◆ Work to complete: All the data should come back exactly as it was given.

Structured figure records
- - - -
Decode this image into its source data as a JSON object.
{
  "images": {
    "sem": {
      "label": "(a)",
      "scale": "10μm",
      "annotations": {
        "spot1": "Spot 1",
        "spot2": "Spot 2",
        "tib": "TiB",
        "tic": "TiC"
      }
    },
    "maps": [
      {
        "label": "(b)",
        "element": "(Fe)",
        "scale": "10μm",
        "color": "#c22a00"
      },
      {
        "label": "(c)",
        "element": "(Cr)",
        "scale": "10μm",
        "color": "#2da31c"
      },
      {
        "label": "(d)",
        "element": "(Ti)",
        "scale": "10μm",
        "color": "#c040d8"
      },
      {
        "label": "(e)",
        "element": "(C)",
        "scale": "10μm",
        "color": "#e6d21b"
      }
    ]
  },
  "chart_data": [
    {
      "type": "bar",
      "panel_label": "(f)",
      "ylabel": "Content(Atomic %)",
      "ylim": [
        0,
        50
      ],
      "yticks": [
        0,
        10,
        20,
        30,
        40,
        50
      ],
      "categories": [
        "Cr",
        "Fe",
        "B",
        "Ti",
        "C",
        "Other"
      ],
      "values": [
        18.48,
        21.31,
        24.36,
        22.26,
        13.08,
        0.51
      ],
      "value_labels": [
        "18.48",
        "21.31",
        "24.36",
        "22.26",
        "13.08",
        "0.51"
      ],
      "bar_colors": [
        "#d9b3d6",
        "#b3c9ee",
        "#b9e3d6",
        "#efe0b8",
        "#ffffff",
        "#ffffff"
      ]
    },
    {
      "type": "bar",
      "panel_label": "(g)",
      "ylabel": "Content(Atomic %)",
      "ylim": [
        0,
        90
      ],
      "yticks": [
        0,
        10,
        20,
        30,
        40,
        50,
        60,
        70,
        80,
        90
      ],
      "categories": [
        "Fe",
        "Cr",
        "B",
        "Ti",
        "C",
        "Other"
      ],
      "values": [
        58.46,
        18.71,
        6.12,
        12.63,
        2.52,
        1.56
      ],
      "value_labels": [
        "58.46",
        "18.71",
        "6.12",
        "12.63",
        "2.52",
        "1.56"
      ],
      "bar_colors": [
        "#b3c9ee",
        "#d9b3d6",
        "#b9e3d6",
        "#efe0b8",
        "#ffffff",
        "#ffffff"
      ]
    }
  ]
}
- - - -
◆ Response:
Decode this image into its source data as a JSON object.
{
  "images": {
    "sem": {
      "label": "(a)",
      "scale": "10μm",
      "annotations": {
        "spot1": "Spot 1",
        "spot2": "Spot 2",
        "tib": "TiB",
        "tic": "TiC"
      }
    },
    "maps": [
      {
        "label": "(b)",
        "element": "(Fe)",
        "scale": "10μm",
        "color": "#c22a00"
      },
      {
        "label": "(c)",
        "element": "(Cr)",
        "scale": "10μm",
        "color": "#2da31c"
      },
      {
        "label": "(d)",
        "element": "(Ti)",
        "scale": "10μm",
        "color": "#c040d8"
      },
      {
        "label": "(e)",
        "element": "(C)",
        "scale": "10μm",
        "color": "#e6d21b"
      }
    ]
  },
  "chart_data": [
    {
      "type": "bar",
      "panel_label": "(f)",
      "ylabel": "Content(Atomic %)",
      "ylim": [
        0,
        50
      ],
      "yticks": [
        0,
        10,
        20,
        30,
        40,
        50
      ],
      "categories": [
        "Cr",
        "Fe",
        "B",
        "Ti",
        "C",
        "Other"
      ],
      "values": [
        18.48,
        21.31,
        24.36,
        22.26,
        13.08,
        0.51
      ],
      "value_labels": [
        "18.48",
        "21.31",
        "24.36",
        "22.26",
        "13.08",
        "0.51"
      ],
      "bar_colors": [
        "#d9b3d6",
        "#b3c9ee",
        "#b9e3d6",
        "#efe0b8",
        "#ffffff",
        "#ffffff"
      ]
    },
    {
      "type": "bar",
      "panel_label": "(g)",
      "ylabel": "Content(Atomic %)",
      "ylim": [
        0,
        90
      ],
      "yticks": [
        0,
        10,
        20,
        30,
        40,
        50,
        60,
        70,
        80,
        90
      ],
      "categories": [
        "Fe",
        "Cr",
        "B",
        "Ti",
        "C",
        "Other"
      ],
      "values": [
        58.46,
        18.71,
        6.12,
        12.63,
        2.52,
        1.56
      ],
      "value_labels": [
        "58.46",
        "18.71",
        "6.12",
        "12.63",
        "2.52",
        "1.56"
      ],
      "bar_colors": [
        "#b3c9ee",
        "#d9b3d6",
        "#b9e3d6",
        "#efe0b8",
        "#ffffff",
        "#ffffff"
      ]
    }
  ]
}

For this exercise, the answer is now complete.